▶ _Challenge_
Copy every line that mentions the word "Kódja".

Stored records
================================

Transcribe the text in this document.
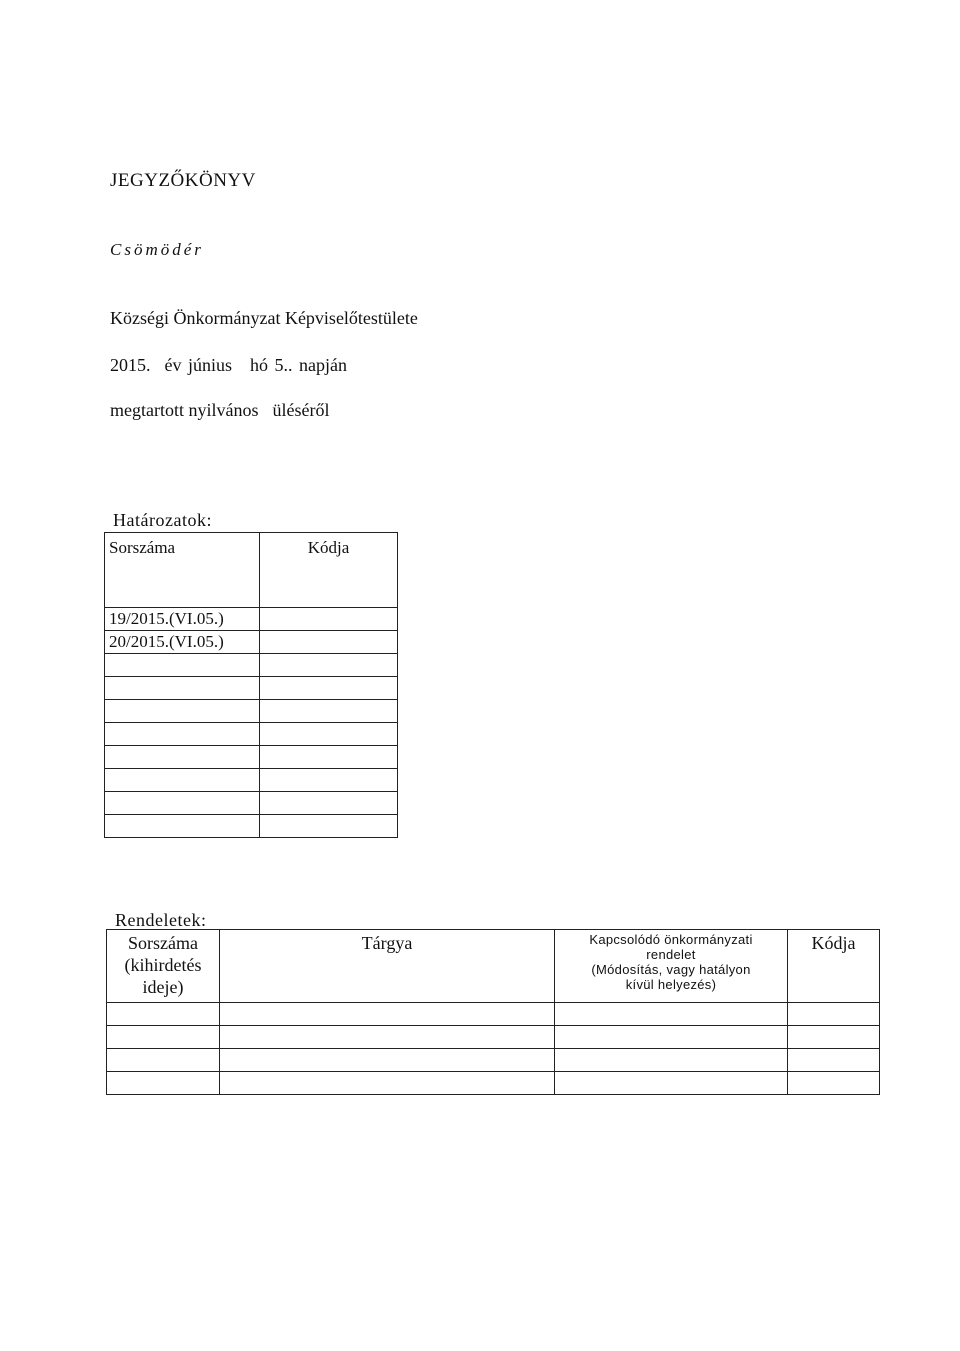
JEGYZŐKÖNYV
Csömödér
Községi Önkormányzat Képviselőtestülete
2015. év június hó 5.. napján
megtartott nyilvános üléséről
Határozatok:
Sorszáma	Kódja
19/2015.(VI.05.)	
20/2015.(VI.05.)	

Rendeletek:
Sorszáma
(kihirdetés
ideje)	Tárgya	Kapcsolódó önkormányzati
rendelet
(Módosítás, vagy hatályon
kívül helyezés)	Kódja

================================

▶ _Full answer_
Sorszáma	Kódja
kívül helyezés)	Kódja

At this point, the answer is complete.